(Collection entries)
========================
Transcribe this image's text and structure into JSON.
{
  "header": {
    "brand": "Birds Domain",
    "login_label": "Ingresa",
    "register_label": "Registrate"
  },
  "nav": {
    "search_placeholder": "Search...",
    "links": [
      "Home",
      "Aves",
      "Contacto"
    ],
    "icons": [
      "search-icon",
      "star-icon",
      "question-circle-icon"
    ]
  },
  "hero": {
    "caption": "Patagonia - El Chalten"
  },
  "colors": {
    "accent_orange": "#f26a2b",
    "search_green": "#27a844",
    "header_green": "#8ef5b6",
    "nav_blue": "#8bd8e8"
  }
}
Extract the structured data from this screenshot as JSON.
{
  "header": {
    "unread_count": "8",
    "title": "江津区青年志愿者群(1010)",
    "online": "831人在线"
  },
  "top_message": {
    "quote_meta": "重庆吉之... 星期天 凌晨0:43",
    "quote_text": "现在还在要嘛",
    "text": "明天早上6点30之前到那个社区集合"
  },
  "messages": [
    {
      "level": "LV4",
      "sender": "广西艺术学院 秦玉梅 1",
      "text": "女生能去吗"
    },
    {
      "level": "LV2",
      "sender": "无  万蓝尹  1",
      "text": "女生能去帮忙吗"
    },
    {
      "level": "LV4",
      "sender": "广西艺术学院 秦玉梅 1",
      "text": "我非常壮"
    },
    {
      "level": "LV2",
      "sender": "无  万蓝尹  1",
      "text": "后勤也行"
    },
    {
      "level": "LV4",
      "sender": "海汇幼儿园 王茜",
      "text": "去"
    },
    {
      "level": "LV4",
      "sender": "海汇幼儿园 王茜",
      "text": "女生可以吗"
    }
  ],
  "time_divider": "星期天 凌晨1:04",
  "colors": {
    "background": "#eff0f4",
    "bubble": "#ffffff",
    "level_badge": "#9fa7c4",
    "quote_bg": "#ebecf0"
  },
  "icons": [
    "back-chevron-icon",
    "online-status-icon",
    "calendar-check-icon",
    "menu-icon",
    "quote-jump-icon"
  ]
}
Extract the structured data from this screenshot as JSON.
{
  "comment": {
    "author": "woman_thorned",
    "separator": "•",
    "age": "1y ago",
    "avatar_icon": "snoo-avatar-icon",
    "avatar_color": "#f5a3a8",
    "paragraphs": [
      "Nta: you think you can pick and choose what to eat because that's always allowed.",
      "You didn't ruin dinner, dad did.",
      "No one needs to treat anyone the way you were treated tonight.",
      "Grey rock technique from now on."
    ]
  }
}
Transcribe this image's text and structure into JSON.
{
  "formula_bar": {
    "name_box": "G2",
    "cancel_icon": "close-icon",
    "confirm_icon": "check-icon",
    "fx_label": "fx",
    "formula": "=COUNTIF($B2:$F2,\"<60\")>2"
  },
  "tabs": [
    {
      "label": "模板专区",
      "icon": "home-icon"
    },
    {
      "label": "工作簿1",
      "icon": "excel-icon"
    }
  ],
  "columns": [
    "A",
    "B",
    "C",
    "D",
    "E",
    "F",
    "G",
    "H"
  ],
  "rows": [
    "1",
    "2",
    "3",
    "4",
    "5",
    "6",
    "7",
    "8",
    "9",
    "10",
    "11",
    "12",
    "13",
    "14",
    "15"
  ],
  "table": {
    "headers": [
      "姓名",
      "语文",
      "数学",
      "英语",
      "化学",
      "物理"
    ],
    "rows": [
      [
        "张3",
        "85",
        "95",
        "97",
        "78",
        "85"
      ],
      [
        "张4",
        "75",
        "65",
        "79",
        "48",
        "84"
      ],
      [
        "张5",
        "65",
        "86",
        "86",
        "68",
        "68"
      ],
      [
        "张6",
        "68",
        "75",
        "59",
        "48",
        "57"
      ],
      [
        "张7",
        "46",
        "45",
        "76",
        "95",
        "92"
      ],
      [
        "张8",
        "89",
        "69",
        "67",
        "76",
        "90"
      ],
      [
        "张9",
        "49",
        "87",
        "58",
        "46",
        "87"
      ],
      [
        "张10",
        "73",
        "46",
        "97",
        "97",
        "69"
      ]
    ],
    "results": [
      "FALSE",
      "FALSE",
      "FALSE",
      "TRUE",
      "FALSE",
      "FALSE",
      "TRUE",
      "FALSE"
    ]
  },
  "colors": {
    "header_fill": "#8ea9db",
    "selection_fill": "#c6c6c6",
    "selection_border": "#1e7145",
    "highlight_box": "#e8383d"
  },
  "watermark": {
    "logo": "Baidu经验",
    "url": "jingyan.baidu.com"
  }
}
========================
* _Exercise directions_
Copy all of the data exactly.

* _Output of the exercise_
Transcribe this image's text and structure into JSON.
{
  "header": {
    "brand": "Birds Domain",
    "login_label": "Ingresa",
    "register_label": "Registrate"
  },
  "nav": {
    "search_placeholder": "Search...",
    "links": [
      "Home",
      "Aves",
      "Contacto"
    ],
    "icons": [
      "search-icon",
      "star-icon",
      "question-circle-icon"
    ]
  },
  "hero": {
    "caption": "Patagonia - El Chalten"
  },
  "colors": {
    "accent_orange": "#f26a2b",
    "search_green": "#27a844",
    "header_green": "#8ef5b6",
    "nav_blue": "#8bd8e8"
  }
}
Extract the structured data from this screenshot as JSON.
{
  "header": {
    "unread_count": "8",
    "title": "江津区青年志愿者群(1010)",
    "online": "831人在线"
  },
  "top_message": {
    "quote_meta": "重庆吉之... 星期天 凌晨0:43",
    "quote_text": "现在还在要嘛",
    "text": "明天早上6点30之前到那个社区集合"
  },
  "messages": [
    {
      "level": "LV4",
      "sender": "广西艺术学院 秦玉梅 1",
      "text": "女生能去吗"
    },
    {
      "level": "LV2",
      "sender": "无  万蓝尹  1",
      "text": "女生能去帮忙吗"
    },
    {
      "level": "LV4",
      "sender": "广西艺术学院 秦玉梅 1",
      "text": "我非常壮"
    },
    {
      "level": "LV2",
      "sender": "无  万蓝尹  1",
      "text": "后勤也行"
    },
    {
      "level": "LV4",
      "sender": "海汇幼儿园 王茜",
      "text": "去"
    },
    {
      "level": "LV4",
      "sender": "海汇幼儿园 王茜",
      "text": "女生可以吗"
    }
  ],
  "time_divider": "星期天 凌晨1:04",
  "colors": {
    "background": "#eff0f4",
    "bubble": "#ffffff",
    "level_badge": "#9fa7c4",
    "quote_bg": "#ebecf0"
  },
  "icons": [
    "back-chevron-icon",
    "online-status-icon",
    "calendar-check-icon",
    "menu-icon",
    "quote-jump-icon"
  ]
}
Extract the structured data from this screenshot as JSON.
{
  "comment": {
    "author": "woman_thorned",
    "separator": "•",
    "age": "1y ago",
    "avatar_icon": "snoo-avatar-icon",
    "avatar_color": "#f5a3a8",
    "paragraphs": [
      "Nta: you think you can pick and choose what to eat because that's always allowed.",
      "You didn't ruin dinner, dad did.",
      "No one needs to treat anyone the way you were treated tonight.",
      "Grey rock technique from now on."
    ]
  }
}
Transcribe this image's text and structure into JSON.
{
  "formula_bar": {
    "name_box": "G2",
    "cancel_icon": "close-icon",
    "confirm_icon": "check-icon",
    "fx_label": "fx",
    "formula": "=COUNTIF($B2:$F2,\"<60\")>2"
  },
  "tabs": [
    {
      "label": "模板专区",
      "icon": "home-icon"
    },
    {
      "label": "工作簿1",
      "icon": "excel-icon"
    }
  ],
  "columns": [
    "A",
    "B",
    "C",
    "D",
    "E",
    "F",
    "G",
    "H"
  ],
  "rows": [
    "1",
    "2",
    "3",
    "4",
    "5",
    "6",
    "7",
    "8",
    "9",
    "10",
    "11",
    "12",
    "13",
    "14",
    "15"
  ],
  "table": {
    "headers": [
      "姓名",
      "语文",
      "数学",
      "英语",
      "化学",
      "物理"
    ],
    "rows": [
      [
        "张3",
        "85",
        "95",
        "97",
        "78",
        "85"
      ],
      [
        "张4",
        "75",
        "65",
        "79",
        "48",
        "84"
      ],
      [
        "张5",
        "65",
        "86",
        "86",
        "68",
        "68"
      ],
      [
        "张6",
        "68",
        "75",
        "59",
        "48",
        "57"
      ],
      [
        "张7",
        "46",
        "45",
        "76",
        "95",
        "92"
      ],
      [
        "张8",
        "89",
        "69",
        "67",
        "76",
        "90"
      ],
      [
        "张9",
        "49",
        "87",
        "58",
        "46",
        "87"
      ],
      [
        "张10",
        "73",
        "46",
        "97",
        "97",
        "69"
      ]
    ],
    "results": [
      "FALSE",
      "FALSE",
      "FALSE",
      "TRUE",
      "FALSE",
      "FALSE",
      "TRUE",
      "FALSE"
    ]
  },
  "colors": {
    "header_fill": "#8ea9db",
    "selection_fill": "#c6c6c6",
    "selection_border": "#1e7145",
    "highlight_box": "#e8383d"
  },
  "watermark": {
    "logo": "Baidu经验",
    "url": "jingyan.baidu.com"
  }
}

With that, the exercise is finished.